● RECORDS:
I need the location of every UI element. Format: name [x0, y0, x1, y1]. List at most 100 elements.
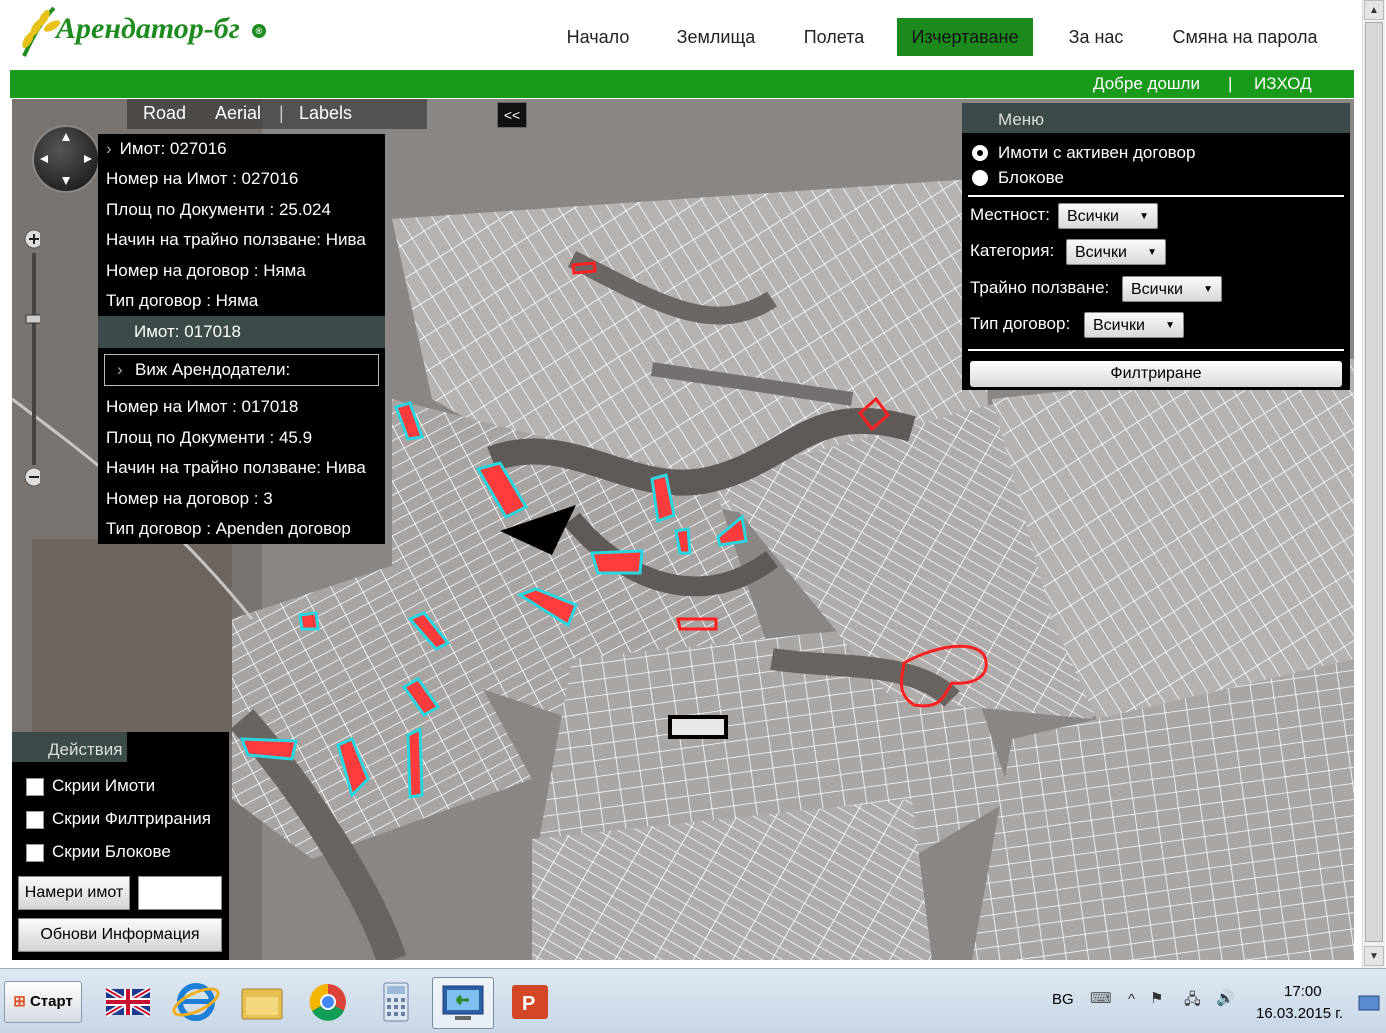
- parcel-highlight[interactable]: [716, 514, 748, 547]
- action-center-flag-icon[interactable]: ⚑: [1150, 989, 1163, 1007]
- scroll-up-icon[interactable]: ▲: [1364, 0, 1384, 20]
- property-detail-row: Тип договор : Няма: [106, 290, 259, 310]
- registered-mark-icon: ®: [252, 24, 266, 38]
- property-detail-row: Тип договор : Арenden договор: [106, 518, 351, 538]
- logout-link[interactable]: ИЗХОД: [1254, 74, 1312, 94]
- nav-home[interactable]: Начало: [558, 18, 638, 56]
- parcel-highlight[interactable]: [298, 611, 320, 631]
- page-scrollbar[interactable]: ▲ ▼: [1362, 0, 1385, 968]
- checkbox-label: Скрии Имоти: [52, 776, 156, 795]
- collapse-button[interactable]: <<: [497, 102, 527, 128]
- scroll-down-icon[interactable]: ▼: [1364, 946, 1384, 966]
- internet-explorer-icon[interactable]: [166, 977, 226, 1027]
- app-header: Арендатор-бг ® Начало Землища Полета Изч…: [0, 0, 1358, 72]
- parcel-highlight[interactable]: [475, 461, 529, 519]
- parcel-selected[interactable]: [571, 261, 597, 275]
- parcel-highlight[interactable]: [239, 737, 298, 761]
- welcome-text: Добре дошли: [1093, 74, 1200, 93]
- checkbox-label: Скрии Блокове: [52, 842, 171, 861]
- separator: |: [1228, 74, 1233, 93]
- property-detail-row: Площ по Документи : 25.024: [106, 199, 331, 219]
- property-info-panel: › Имот: 027016 Номер на Имот : 027016 Пло…: [98, 134, 385, 545]
- parcel-highlight[interactable]: [590, 549, 644, 575]
- hide-filtered-checkbox[interactable]: [26, 811, 44, 829]
- find-property-button[interactable]: Намери имот: [18, 876, 130, 910]
- app-logo[interactable]: Арендатор-бг ®: [14, 4, 274, 64]
- property-header[interactable]: › Имот: 027016: [98, 134, 385, 164]
- radio-active-contracts[interactable]: [972, 145, 988, 161]
- property-detail-row: Начин на трайно ползване: Нива: [106, 458, 366, 478]
- nav-fields[interactable]: Полета: [794, 18, 874, 56]
- property-detail-row: Номер на договор : 3: [106, 488, 273, 508]
- radio-blocks[interactable]: [972, 170, 988, 186]
- map-view[interactable]: Road Aerial | Labels << › Имот: 027016 Но…: [12, 99, 1354, 960]
- volume-icon[interactable]: 🔊: [1216, 989, 1235, 1007]
- zoom-handle[interactable]: [25, 314, 40, 324]
- dropdown-arrow-icon: ▼: [1165, 320, 1175, 331]
- menu-title: Меню: [962, 103, 1350, 133]
- pan-control[interactable]: [32, 125, 100, 193]
- uk-flag-icon[interactable]: [98, 977, 158, 1027]
- property-header-2[interactable]: Имот: 017018: [98, 316, 385, 349]
- find-property-input[interactable]: [138, 876, 222, 910]
- calculator-icon[interactable]: [366, 977, 426, 1027]
- contract-type-select[interactable]: Всички ▼: [1084, 312, 1184, 338]
- powerpoint-icon[interactable]: P: [500, 977, 560, 1027]
- actions-panel: Действия Скрии Имоти Скрии Филтрирания С…: [12, 732, 229, 960]
- parcel-selected[interactable]: [900, 644, 988, 708]
- parcel-highlight[interactable]: [516, 587, 578, 628]
- property-detail-row: Номер на Имот : 017018: [106, 397, 299, 417]
- tab-labels[interactable]: Labels: [299, 103, 352, 124]
- property-detail-row: Номер на Имот : 027016: [106, 169, 299, 189]
- property-detail-row: Номер на договор : Няма: [106, 260, 306, 280]
- property-detail-row: Начин на трайно ползване: Нива: [106, 230, 366, 250]
- network-icon[interactable]: 🖧: [1184, 989, 1201, 1014]
- nav-lands[interactable]: Землища: [668, 18, 764, 56]
- nav-drawing[interactable]: Изчертаване: [897, 18, 1033, 56]
- parcel-highlight[interactable]: [406, 726, 424, 799]
- filter-menu-panel: Меню Имоти с активен договор Блокове Мес…: [962, 103, 1350, 390]
- filter-label: Местност:: [970, 205, 1050, 224]
- parcel-selected[interactable]: [676, 617, 718, 631]
- parcel-highlight[interactable]: [650, 473, 676, 524]
- refresh-info-button[interactable]: Обнови Информация: [18, 918, 222, 952]
- radio-label: Имоти с активен договор: [998, 143, 1196, 162]
- welcome-bar: Добре дошли | ИЗХОД: [10, 70, 1354, 98]
- parcel-highlight[interactable]: [674, 527, 692, 555]
- start-button[interactable]: ⊞ Старт: [4, 981, 82, 1023]
- view-landlords-toggle[interactable]: › Виж Арендодатели:: [104, 354, 379, 387]
- category-select[interactable]: Всички ▼: [1066, 239, 1166, 265]
- clock-time[interactable]: 17:00: [1284, 983, 1322, 1000]
- tab-aerial[interactable]: Aerial: [215, 103, 261, 124]
- hide-properties-checkbox[interactable]: [26, 778, 44, 796]
- tab-road[interactable]: Road: [143, 103, 186, 124]
- locality-select[interactable]: Всички ▼: [1058, 203, 1158, 229]
- filter-label: Тип договор:: [970, 314, 1071, 333]
- keyboard-icon[interactable]: ⌨: [1090, 989, 1112, 1007]
- parcel-highlight[interactable]: [336, 737, 370, 798]
- show-desktop-icon[interactable]: [1358, 995, 1380, 1013]
- scroll-thumb[interactable]: [1365, 22, 1383, 942]
- parcel-block-marker[interactable]: [668, 715, 728, 739]
- pan-arrows-icon: [40, 133, 92, 185]
- remote-desktop-icon[interactable]: [432, 977, 494, 1029]
- property-detail-row: Площ по Документи : 45.9: [106, 427, 313, 447]
- parcel-highlight[interactable]: [401, 677, 441, 717]
- parcel-highlight[interactable]: [394, 401, 425, 441]
- clock-date[interactable]: 16.03.2015 г.: [1256, 1005, 1343, 1022]
- map-type-bar: Road Aerial | Labels <<: [127, 99, 527, 129]
- file-explorer-icon[interactable]: [232, 977, 292, 1027]
- land-use-select[interactable]: Всички ▼: [1122, 276, 1222, 302]
- nav-about[interactable]: За нас: [1058, 18, 1134, 56]
- parcel-selected[interactable]: [857, 396, 891, 432]
- parcel-highlight[interactable]: [407, 611, 451, 651]
- filter-button[interactable]: Филтриране: [970, 361, 1342, 387]
- hide-blocks-checkbox[interactable]: [26, 844, 44, 862]
- zoom-slider[interactable]: [22, 229, 40, 489]
- nav-change-password[interactable]: Смяна на парола: [1160, 18, 1330, 56]
- language-indicator[interactable]: BG: [1052, 991, 1074, 1008]
- show-hidden-icons-icon[interactable]: ^: [1128, 991, 1135, 1008]
- filter-label: Трайно ползване:: [970, 278, 1110, 297]
- chevron-right-icon: ›: [106, 139, 112, 158]
- chrome-icon[interactable]: [298, 977, 358, 1027]
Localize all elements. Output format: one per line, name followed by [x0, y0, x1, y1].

● CHALLENGE: Could you reproduce all of the material above verbatim, omitting the pictures?

● WORKED SOLUTION:
I need the location of every UI element. Format: name [x0, y0, x1, y1]. List at most 100 elements.
- parcel-highlight[interactable]: [716, 514, 748, 547]
- action-center-flag-icon[interactable]: ⚑: [1150, 989, 1163, 1007]
- scroll-up-icon[interactable]: ▲: [1364, 0, 1384, 20]
- property-detail-row: Тип договор : Няма: [106, 290, 259, 310]
- registered-mark-icon: ®: [252, 24, 266, 38]
- property-detail-row: Тип договор : Арenden договор: [106, 518, 351, 538]
- logout-link[interactable]: ИЗХОД: [1254, 74, 1312, 94]
- nav-home[interactable]: Начало: [558, 18, 638, 56]
- parcel-highlight[interactable]: [298, 611, 320, 631]
- page-scrollbar[interactable]: ▲ ▼: [1362, 0, 1385, 968]
- checkbox-label: Скрии Имоти: [52, 776, 156, 795]
- collapse-button[interactable]: <<: [497, 102, 527, 128]
- scroll-down-icon[interactable]: ▼: [1364, 946, 1384, 966]
- internet-explorer-icon[interactable]: [166, 977, 226, 1027]
- app-header: Арендатор-бг ® Начало Землища Полета Изч…: [0, 0, 1358, 72]
- parcel-highlight[interactable]: [475, 461, 529, 519]
- parcel-selected[interactable]: [571, 261, 597, 275]
- parcel-highlight[interactable]: [239, 737, 298, 761]
- welcome-text: Добре дошли: [1093, 74, 1200, 93]
- checkbox-label: Скрии Блокове: [52, 842, 171, 861]
- separator: |: [1228, 74, 1233, 93]
- property-detail-row: Площ по Документи : 25.024: [106, 199, 331, 219]
- property-info-panel: › Имот: 027016 Номер на Имот : 027016 Пло…: [98, 134, 385, 545]
- parcel-highlight[interactable]: [590, 549, 644, 575]
- hide-filtered-checkbox[interactable]: [26, 811, 44, 829]
- find-property-button[interactable]: Намери имот: [18, 876, 130, 910]
- app-logo[interactable]: Арендатор-бг ®: [14, 4, 274, 64]
- property-header[interactable]: › Имот: 027016: [98, 134, 385, 164]
- radio-active-contracts[interactable]: [972, 145, 988, 161]
- property-detail-row: Начин на трайно ползване: Нива: [106, 458, 366, 478]
- nav-fields[interactable]: Полета: [794, 18, 874, 56]
- property-detail-row: Номер на договор : 3: [106, 488, 273, 508]
- radio-blocks[interactable]: [972, 170, 988, 186]
- map-view[interactable]: Road Aerial | Labels << › Имот: 027016 Но…: [12, 99, 1354, 960]
- volume-icon[interactable]: 🔊: [1216, 989, 1235, 1007]
- zoom-handle[interactable]: [25, 314, 40, 324]
- dropdown-arrow-icon: ▼: [1165, 320, 1175, 331]
- menu-title: Меню: [962, 103, 1350, 133]
- pan-control[interactable]: [32, 125, 100, 193]
- uk-flag-icon[interactable]: [98, 977, 158, 1027]
- property-header-2[interactable]: Имот: 017018: [98, 316, 385, 349]
- find-property-input[interactable]: [138, 876, 222, 910]
- calculator-icon[interactable]: [366, 977, 426, 1027]
- contract-type-select[interactable]: Всички ▼: [1084, 312, 1184, 338]
- powerpoint-icon[interactable]: P: [500, 977, 560, 1027]
- actions-panel: Действия Скрии Имоти Скрии Филтрирания С…: [12, 732, 229, 960]
- parcel-selected[interactable]: [900, 644, 988, 708]
- parcel-highlight[interactable]: [516, 587, 578, 628]
- property-detail-row: Номер на Имот : 017018: [106, 397, 299, 417]
- tab-labels[interactable]: Labels: [299, 103, 352, 124]
- property-detail-row: Номер на Имот : 027016: [106, 169, 299, 189]
- property-detail-row: Номер на договор : Няма: [106, 260, 306, 280]
- property-detail-row: Начин на трайно ползване: Нива: [106, 230, 366, 250]
- network-icon[interactable]: 🖧: [1184, 989, 1201, 1014]
- nav-lands[interactable]: Землища: [668, 18, 764, 56]
- nav-drawing[interactable]: Изчертаване: [897, 18, 1033, 56]
- parcel-highlight[interactable]: [406, 726, 424, 799]
- filter-menu-panel: Меню Имоти с активен договор Блокове Мес…: [962, 103, 1350, 390]
- filter-label: Местност:: [970, 205, 1050, 224]
- parcel-selected[interactable]: [676, 617, 718, 631]
- parcel-highlight[interactable]: [650, 473, 676, 524]
- refresh-info-button[interactable]: Обнови Информация: [18, 918, 222, 952]
- radio-label: Имоти с активен договор: [998, 143, 1196, 162]
- welcome-bar: Добре дошли | ИЗХОД: [10, 70, 1354, 98]
- parcel-highlight[interactable]: [674, 527, 692, 555]
- start-button[interactable]: ⊞ Старт: [4, 981, 82, 1023]
- view-landlords-toggle[interactable]: › Виж Арендодатели:: [104, 354, 379, 387]
- category-select[interactable]: Всички ▼: [1066, 239, 1166, 265]
- clock-time[interactable]: 17:00: [1284, 983, 1322, 1000]
- tab-aerial[interactable]: Aerial: [215, 103, 261, 124]
- hide-properties-checkbox[interactable]: [26, 778, 44, 796]
- tab-road[interactable]: Road: [143, 103, 186, 124]
- locality-select[interactable]: Всички ▼: [1058, 203, 1158, 229]
- filter-label: Тип договор:: [970, 314, 1071, 333]
- keyboard-icon[interactable]: ⌨: [1090, 989, 1112, 1007]
- parcel-highlight[interactable]: [336, 737, 370, 798]
- show-desktop-icon[interactable]: [1358, 995, 1380, 1013]
- scroll-thumb[interactable]: [1365, 22, 1383, 942]
- parcel-block-marker[interactable]: [668, 715, 728, 739]
- pan-arrows-icon: [40, 133, 92, 185]
- remote-desktop-icon[interactable]: [432, 977, 494, 1029]
- property-detail-row: Площ по Документи : 45.9: [106, 427, 313, 447]
- parcel-highlight[interactable]: [401, 677, 441, 717]
- parcel-highlight[interactable]: [394, 401, 425, 441]
- clock-date[interactable]: 16.03.2015 г.: [1256, 1005, 1343, 1022]
- map-type-bar: Road Aerial | Labels <<: [127, 99, 527, 129]
- file-explorer-icon[interactable]: [232, 977, 292, 1027]
- land-use-select[interactable]: Всички ▼: [1122, 276, 1222, 302]
- nav-about[interactable]: За нас: [1058, 18, 1134, 56]
- parcel-selected[interactable]: [857, 396, 891, 432]
- parcel-highlight[interactable]: [407, 611, 451, 651]
- filter-button[interactable]: Филтриране: [970, 361, 1342, 387]
- hide-blocks-checkbox[interactable]: [26, 844, 44, 862]
- zoom-slider[interactable]: [22, 229, 40, 489]
- nav-change-password[interactable]: Смяна на парола: [1160, 18, 1330, 56]
- language-indicator[interactable]: BG: [1052, 991, 1074, 1008]
- show-hidden-icons-icon[interactable]: ^: [1128, 991, 1135, 1008]
- filter-label: Трайно ползване:: [970, 278, 1110, 297]
- chevron-right-icon: ›: [106, 139, 112, 158]
- chrome-icon[interactable]: [298, 977, 358, 1027]
Localize all elements. Output format: one per line, name followed by [x0, y0, x1, y1].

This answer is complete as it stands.